The task
Report how many lines of the listing below include the word "funcionamiento". Give nothing but the number.

Stored records
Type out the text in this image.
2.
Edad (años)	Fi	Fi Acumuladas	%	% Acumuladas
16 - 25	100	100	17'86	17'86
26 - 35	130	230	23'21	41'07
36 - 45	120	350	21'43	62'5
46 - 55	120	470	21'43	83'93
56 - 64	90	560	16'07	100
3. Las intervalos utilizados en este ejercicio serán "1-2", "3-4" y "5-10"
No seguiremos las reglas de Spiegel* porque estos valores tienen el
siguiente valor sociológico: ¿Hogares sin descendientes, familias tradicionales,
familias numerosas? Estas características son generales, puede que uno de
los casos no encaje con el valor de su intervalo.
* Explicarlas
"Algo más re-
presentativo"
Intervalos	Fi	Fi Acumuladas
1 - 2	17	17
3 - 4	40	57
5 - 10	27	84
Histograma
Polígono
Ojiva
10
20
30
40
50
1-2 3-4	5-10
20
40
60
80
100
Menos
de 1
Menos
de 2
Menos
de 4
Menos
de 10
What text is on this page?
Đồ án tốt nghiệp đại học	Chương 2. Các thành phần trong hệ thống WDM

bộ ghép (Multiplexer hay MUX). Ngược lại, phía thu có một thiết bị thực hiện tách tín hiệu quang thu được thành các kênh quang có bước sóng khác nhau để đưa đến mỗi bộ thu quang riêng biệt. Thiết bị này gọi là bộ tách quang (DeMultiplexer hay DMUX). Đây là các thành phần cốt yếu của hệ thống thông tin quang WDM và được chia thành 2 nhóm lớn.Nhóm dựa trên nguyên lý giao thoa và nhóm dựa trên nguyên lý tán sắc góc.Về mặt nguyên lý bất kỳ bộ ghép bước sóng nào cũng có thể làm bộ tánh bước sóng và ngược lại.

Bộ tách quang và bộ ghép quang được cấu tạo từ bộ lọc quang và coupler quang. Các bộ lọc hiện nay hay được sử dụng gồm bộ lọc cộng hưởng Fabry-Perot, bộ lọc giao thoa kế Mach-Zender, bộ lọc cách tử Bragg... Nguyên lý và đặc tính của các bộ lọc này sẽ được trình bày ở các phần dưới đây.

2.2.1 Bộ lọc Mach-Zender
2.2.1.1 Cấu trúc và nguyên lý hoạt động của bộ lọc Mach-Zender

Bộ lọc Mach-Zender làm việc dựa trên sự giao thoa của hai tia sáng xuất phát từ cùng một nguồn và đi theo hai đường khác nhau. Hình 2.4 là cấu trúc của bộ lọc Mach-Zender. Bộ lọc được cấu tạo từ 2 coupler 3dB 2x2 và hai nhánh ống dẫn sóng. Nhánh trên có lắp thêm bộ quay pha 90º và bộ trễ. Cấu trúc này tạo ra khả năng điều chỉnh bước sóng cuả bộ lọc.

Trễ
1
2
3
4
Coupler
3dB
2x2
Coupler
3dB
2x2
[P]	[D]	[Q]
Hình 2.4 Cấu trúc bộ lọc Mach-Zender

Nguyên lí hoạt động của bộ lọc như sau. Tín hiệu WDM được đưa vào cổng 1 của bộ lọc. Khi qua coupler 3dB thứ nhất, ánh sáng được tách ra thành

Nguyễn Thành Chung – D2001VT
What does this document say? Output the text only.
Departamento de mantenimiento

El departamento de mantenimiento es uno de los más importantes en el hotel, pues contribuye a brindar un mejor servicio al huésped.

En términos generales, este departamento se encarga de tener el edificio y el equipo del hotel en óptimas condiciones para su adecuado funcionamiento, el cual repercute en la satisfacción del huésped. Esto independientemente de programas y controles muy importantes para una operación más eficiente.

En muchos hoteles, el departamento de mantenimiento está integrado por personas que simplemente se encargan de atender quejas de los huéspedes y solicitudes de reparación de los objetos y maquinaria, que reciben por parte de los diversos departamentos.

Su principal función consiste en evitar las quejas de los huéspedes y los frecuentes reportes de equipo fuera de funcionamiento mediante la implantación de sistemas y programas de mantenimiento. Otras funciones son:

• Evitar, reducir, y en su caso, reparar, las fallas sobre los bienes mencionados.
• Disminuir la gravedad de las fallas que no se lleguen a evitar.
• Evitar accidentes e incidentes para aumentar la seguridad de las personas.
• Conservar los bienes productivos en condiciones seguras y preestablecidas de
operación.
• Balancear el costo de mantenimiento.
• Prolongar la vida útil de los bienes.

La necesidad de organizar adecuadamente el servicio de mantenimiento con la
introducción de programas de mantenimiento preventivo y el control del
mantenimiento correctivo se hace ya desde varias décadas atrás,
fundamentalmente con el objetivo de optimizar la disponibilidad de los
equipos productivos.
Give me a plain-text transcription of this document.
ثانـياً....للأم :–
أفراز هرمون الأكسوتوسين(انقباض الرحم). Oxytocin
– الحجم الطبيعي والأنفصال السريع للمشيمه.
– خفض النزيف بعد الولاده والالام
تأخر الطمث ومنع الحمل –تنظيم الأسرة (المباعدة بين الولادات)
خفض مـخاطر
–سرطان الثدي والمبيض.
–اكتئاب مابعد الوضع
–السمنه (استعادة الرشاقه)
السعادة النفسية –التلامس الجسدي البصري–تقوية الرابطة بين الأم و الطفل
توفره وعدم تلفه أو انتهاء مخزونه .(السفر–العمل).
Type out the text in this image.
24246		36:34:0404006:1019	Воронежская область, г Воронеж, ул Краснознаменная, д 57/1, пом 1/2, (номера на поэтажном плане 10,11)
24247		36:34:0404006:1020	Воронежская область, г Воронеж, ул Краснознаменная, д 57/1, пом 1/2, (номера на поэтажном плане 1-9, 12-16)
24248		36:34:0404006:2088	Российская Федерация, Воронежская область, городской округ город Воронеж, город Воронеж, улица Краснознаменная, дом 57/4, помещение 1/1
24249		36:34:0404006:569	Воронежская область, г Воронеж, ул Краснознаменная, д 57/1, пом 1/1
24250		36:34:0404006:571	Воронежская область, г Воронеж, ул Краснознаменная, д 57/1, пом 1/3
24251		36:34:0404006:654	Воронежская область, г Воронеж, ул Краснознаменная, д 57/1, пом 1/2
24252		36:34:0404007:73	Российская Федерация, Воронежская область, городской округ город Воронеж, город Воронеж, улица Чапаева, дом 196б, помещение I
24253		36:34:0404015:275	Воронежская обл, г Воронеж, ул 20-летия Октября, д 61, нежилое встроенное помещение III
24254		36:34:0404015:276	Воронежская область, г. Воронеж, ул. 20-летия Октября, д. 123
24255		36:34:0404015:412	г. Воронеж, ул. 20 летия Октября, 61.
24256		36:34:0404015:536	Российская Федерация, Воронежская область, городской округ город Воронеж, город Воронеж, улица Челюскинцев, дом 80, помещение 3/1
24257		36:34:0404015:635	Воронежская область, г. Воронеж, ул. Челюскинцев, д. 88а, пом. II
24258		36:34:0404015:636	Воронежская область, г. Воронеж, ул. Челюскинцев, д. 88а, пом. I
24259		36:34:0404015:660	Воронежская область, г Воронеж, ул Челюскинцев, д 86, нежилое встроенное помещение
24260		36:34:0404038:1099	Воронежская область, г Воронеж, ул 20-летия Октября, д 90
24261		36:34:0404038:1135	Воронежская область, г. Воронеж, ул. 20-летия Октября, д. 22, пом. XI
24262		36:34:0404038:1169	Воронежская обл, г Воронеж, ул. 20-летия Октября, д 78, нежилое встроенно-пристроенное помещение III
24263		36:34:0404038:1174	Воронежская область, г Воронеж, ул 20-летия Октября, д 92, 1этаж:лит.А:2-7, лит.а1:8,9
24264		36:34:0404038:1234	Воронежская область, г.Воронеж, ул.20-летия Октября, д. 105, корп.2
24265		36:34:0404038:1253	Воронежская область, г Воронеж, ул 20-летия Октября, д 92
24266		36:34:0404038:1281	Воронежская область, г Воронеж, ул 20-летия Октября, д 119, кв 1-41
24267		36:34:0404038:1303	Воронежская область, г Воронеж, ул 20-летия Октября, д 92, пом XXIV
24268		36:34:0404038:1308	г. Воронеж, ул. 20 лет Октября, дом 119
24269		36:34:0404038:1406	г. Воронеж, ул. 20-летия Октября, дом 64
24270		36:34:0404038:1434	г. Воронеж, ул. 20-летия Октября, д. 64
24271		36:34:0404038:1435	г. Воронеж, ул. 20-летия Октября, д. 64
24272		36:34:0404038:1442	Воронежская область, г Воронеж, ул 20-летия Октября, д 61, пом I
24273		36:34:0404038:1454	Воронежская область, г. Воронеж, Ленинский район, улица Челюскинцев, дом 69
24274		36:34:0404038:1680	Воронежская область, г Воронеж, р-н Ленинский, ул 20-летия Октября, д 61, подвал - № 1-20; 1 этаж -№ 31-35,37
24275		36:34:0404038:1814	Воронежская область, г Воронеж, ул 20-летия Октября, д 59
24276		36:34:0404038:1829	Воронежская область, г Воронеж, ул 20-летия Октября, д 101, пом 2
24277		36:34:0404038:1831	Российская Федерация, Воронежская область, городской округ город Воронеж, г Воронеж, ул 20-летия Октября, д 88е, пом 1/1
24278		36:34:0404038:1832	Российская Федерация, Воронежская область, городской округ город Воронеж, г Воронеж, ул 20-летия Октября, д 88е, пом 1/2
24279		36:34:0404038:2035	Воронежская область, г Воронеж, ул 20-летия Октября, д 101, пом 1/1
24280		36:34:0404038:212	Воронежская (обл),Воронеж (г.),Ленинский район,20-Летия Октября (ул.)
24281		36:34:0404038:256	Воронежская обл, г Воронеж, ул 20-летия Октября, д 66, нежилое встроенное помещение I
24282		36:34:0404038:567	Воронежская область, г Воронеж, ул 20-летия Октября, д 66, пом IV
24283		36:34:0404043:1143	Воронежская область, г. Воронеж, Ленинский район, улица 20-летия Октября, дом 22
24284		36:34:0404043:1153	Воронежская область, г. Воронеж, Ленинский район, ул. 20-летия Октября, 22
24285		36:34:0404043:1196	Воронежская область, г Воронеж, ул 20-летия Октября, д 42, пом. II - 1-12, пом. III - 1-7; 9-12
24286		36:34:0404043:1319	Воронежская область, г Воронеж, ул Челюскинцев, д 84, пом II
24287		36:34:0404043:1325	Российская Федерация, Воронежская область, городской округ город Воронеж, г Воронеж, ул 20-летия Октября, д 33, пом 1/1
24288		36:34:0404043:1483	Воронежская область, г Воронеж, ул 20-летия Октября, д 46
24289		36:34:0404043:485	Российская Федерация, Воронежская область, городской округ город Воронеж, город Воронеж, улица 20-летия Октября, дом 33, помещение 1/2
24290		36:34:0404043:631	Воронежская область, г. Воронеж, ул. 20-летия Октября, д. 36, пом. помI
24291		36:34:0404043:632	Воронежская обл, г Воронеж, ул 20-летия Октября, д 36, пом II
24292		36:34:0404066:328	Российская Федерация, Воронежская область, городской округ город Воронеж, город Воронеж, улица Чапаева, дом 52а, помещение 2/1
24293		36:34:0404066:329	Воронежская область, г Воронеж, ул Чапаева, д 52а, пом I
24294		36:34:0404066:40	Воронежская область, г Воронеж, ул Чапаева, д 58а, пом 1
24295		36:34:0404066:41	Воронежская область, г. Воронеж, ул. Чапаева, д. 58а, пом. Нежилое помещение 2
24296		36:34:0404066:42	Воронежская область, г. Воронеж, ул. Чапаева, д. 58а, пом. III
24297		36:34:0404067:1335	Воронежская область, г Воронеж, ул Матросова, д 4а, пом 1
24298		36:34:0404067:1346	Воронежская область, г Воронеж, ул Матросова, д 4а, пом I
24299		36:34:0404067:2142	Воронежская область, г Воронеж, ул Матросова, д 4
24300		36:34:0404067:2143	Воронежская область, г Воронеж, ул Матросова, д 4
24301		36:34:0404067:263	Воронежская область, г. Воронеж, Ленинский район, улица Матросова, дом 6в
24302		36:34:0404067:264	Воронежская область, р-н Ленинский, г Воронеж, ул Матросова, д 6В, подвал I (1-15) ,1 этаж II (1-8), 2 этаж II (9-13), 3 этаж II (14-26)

Task output
2